#### [REQUIREMENTS]
Scan the entries below for the word "public". Copy each line that has it.

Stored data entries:
|---|

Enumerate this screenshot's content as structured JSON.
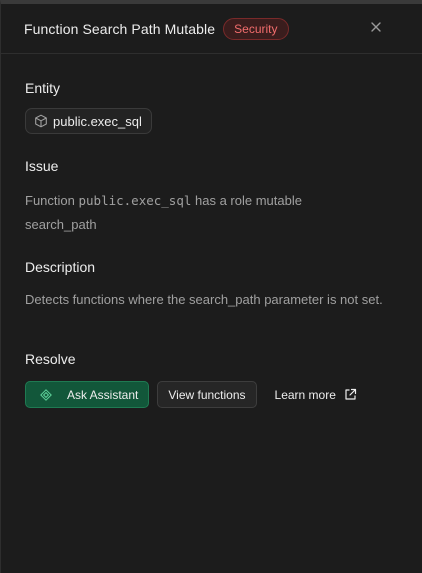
{
  "header": {
    "title": "Function Search Path Mutable",
    "badge": "Security",
    "close_icon": "close-icon"
  },
  "entity": {
    "heading": "Entity",
    "name": "public.exec_sql",
    "icon": "cube-icon"
  },
  "issue": {
    "heading": "Issue",
    "prefix": "Function",
    "code": "public.exec_sql",
    "suffix": "has a role mutable",
    "line2": "search_path"
  },
  "description": {
    "heading": "Description",
    "text": "Detects functions where the search_path parameter is not set."
  },
  "resolve": {
    "heading": "Resolve",
    "ask_assistant": "Ask Assistant",
    "view_functions": "View functions",
    "learn_more": "Learn more"
  },
  "colors": {
    "background": "#1c1c1c",
    "badge_text": "#f26d6d",
    "primary_button": "#12573a"
  }
}
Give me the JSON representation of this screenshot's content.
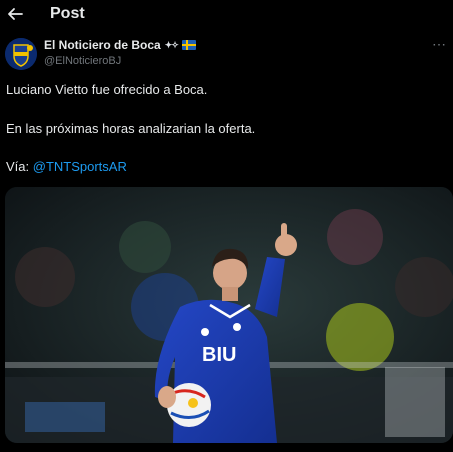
{
  "header": {
    "back_icon": "arrow-left-icon",
    "title": "Post"
  },
  "author": {
    "name": "El Noticiero de Boca",
    "handle": "@ElNoticieroBJ",
    "badges": [
      "sparkle-stars-icon",
      "sweden-flag-icon"
    ]
  },
  "tweet": {
    "line1": "Luciano Vietto fue ofrecido a Boca.",
    "line2": "En las próximas horas analizarian la oferta.",
    "via_prefix": "Vía: ",
    "via_mention": "@TNTSportsAR"
  },
  "media": {
    "jersey_text": "BIU",
    "description_icon": "photo-player-thumbs-up"
  },
  "colors": {
    "background": "#000000",
    "text": "#e7e9ea",
    "muted": "#71767b",
    "link": "#1d9bf0",
    "jersey": "#1a3fb0"
  }
}
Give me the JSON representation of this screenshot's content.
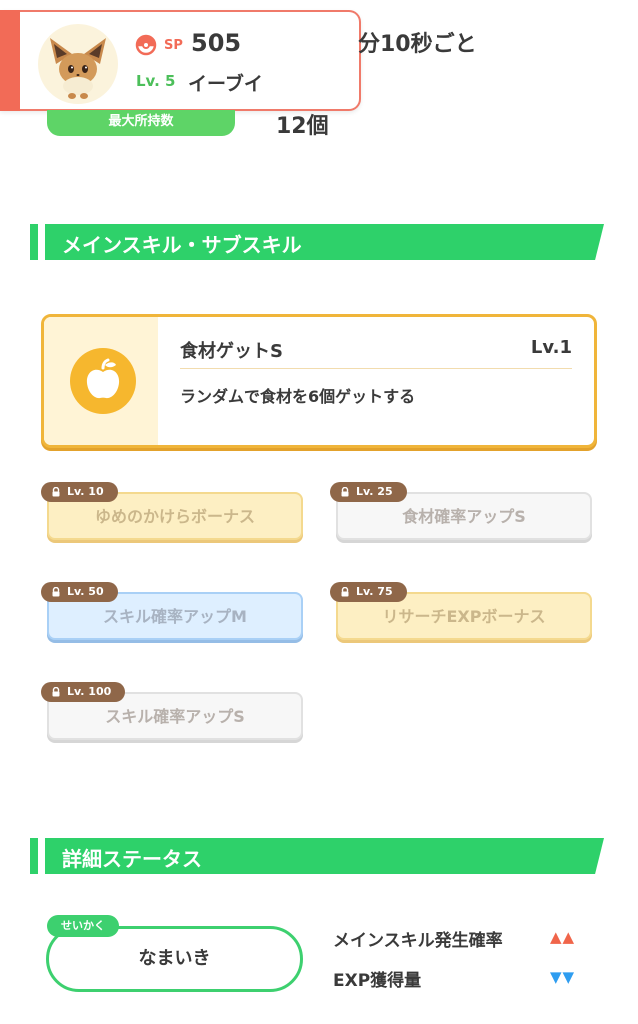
{
  "header": {
    "sp_label": "SP",
    "sp_value": "505",
    "level": "Lv. 5",
    "pokemon_name": "イーブイ",
    "interval_text": "分10秒ごと",
    "carry_label": "最大所持数",
    "carry_value": "12個"
  },
  "sections": {
    "skills_title": "メインスキル・サブスキル",
    "details_title": "詳細ステータス"
  },
  "main_skill": {
    "name": "食材ゲットS",
    "level": "Lv.1",
    "description": "ランダムで食材を6個ゲットする",
    "icon": "apple-icon"
  },
  "sub_skills": [
    {
      "unlock_level": "Lv. 10",
      "name": "ゆめのかけらボーナス",
      "rarity": "gold"
    },
    {
      "unlock_level": "Lv. 25",
      "name": "食材確率アップS",
      "rarity": "white"
    },
    {
      "unlock_level": "Lv. 50",
      "name": "スキル確率アップM",
      "rarity": "blue"
    },
    {
      "unlock_level": "Lv. 75",
      "name": "リサーチEXPボーナス",
      "rarity": "gold"
    },
    {
      "unlock_level": "Lv. 100",
      "name": "スキル確率アップS",
      "rarity": "white"
    }
  ],
  "nature": {
    "tag": "せいかく",
    "value": "なまいき",
    "up_label": "メインスキル発生確率",
    "up_arrows": "▲▲",
    "down_label": "EXP獲得量",
    "down_arrows": "▼▼"
  },
  "colors": {
    "accent_green": "#2ed16a",
    "accent_red": "#f26b57",
    "skill_gold": "#f0b53a",
    "lock_brown": "#8f6749"
  }
}
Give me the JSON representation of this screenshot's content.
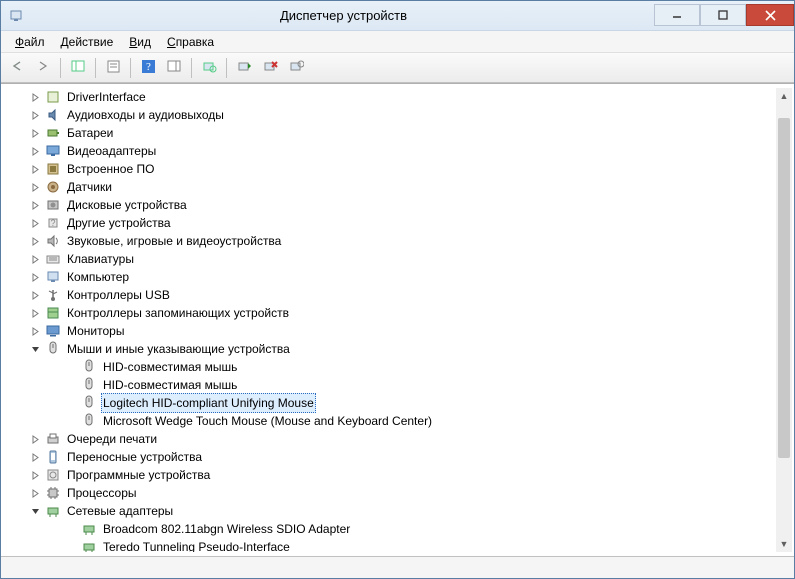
{
  "window": {
    "title": "Диспетчер устройств"
  },
  "menubar": {
    "file": "Файл",
    "action": "Действие",
    "view": "Вид",
    "help": "Справка"
  },
  "tree": [
    {
      "level": 1,
      "expand": "closed",
      "icon": "driver",
      "label": "DriverInterface"
    },
    {
      "level": 1,
      "expand": "closed",
      "icon": "audio",
      "label": "Аудиовходы и аудиовыходы"
    },
    {
      "level": 1,
      "expand": "closed",
      "icon": "battery",
      "label": "Батареи"
    },
    {
      "level": 1,
      "expand": "closed",
      "icon": "display",
      "label": "Видеоадаптеры"
    },
    {
      "level": 1,
      "expand": "closed",
      "icon": "firmware",
      "label": "Встроенное ПО"
    },
    {
      "level": 1,
      "expand": "closed",
      "icon": "sensor",
      "label": "Датчики"
    },
    {
      "level": 1,
      "expand": "closed",
      "icon": "disk",
      "label": "Дисковые устройства"
    },
    {
      "level": 1,
      "expand": "closed",
      "icon": "other",
      "label": "Другие устройства"
    },
    {
      "level": 1,
      "expand": "closed",
      "icon": "sound",
      "label": "Звуковые, игровые и видеоустройства"
    },
    {
      "level": 1,
      "expand": "closed",
      "icon": "keyboard",
      "label": "Клавиатуры"
    },
    {
      "level": 1,
      "expand": "closed",
      "icon": "computer",
      "label": "Компьютер"
    },
    {
      "level": 1,
      "expand": "closed",
      "icon": "usb",
      "label": "Контроллеры USB"
    },
    {
      "level": 1,
      "expand": "closed",
      "icon": "storage",
      "label": "Контроллеры запоминающих устройств"
    },
    {
      "level": 1,
      "expand": "closed",
      "icon": "monitor",
      "label": "Мониторы"
    },
    {
      "level": 1,
      "expand": "open",
      "icon": "mouse",
      "label": "Мыши и иные указывающие устройства"
    },
    {
      "level": 2,
      "expand": "none",
      "icon": "mouse",
      "label": "HID-совместимая мышь"
    },
    {
      "level": 2,
      "expand": "none",
      "icon": "mouse",
      "label": "HID-совместимая мышь"
    },
    {
      "level": 2,
      "expand": "none",
      "icon": "mouse",
      "label": "Logitech HID-compliant Unifying Mouse",
      "selected": true
    },
    {
      "level": 2,
      "expand": "none",
      "icon": "mouse",
      "label": "Microsoft Wedge Touch Mouse (Mouse and Keyboard Center)"
    },
    {
      "level": 1,
      "expand": "closed",
      "icon": "printq",
      "label": "Очереди печати"
    },
    {
      "level": 1,
      "expand": "closed",
      "icon": "portable",
      "label": "Переносные устройства"
    },
    {
      "level": 1,
      "expand": "closed",
      "icon": "software",
      "label": "Программные устройства"
    },
    {
      "level": 1,
      "expand": "closed",
      "icon": "cpu",
      "label": "Процессоры"
    },
    {
      "level": 1,
      "expand": "open",
      "icon": "network",
      "label": "Сетевые адаптеры"
    },
    {
      "level": 2,
      "expand": "none",
      "icon": "network",
      "label": "Broadcom 802.11abgn Wireless SDIO Adapter"
    },
    {
      "level": 2,
      "expand": "none",
      "icon": "network",
      "label": "Teredo Tunneling Pseudo-Interface"
    }
  ]
}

|---|

#### [WORKED SOLUTION]
    "name": "public.exec_sql",
    "code": "public.exec_sql",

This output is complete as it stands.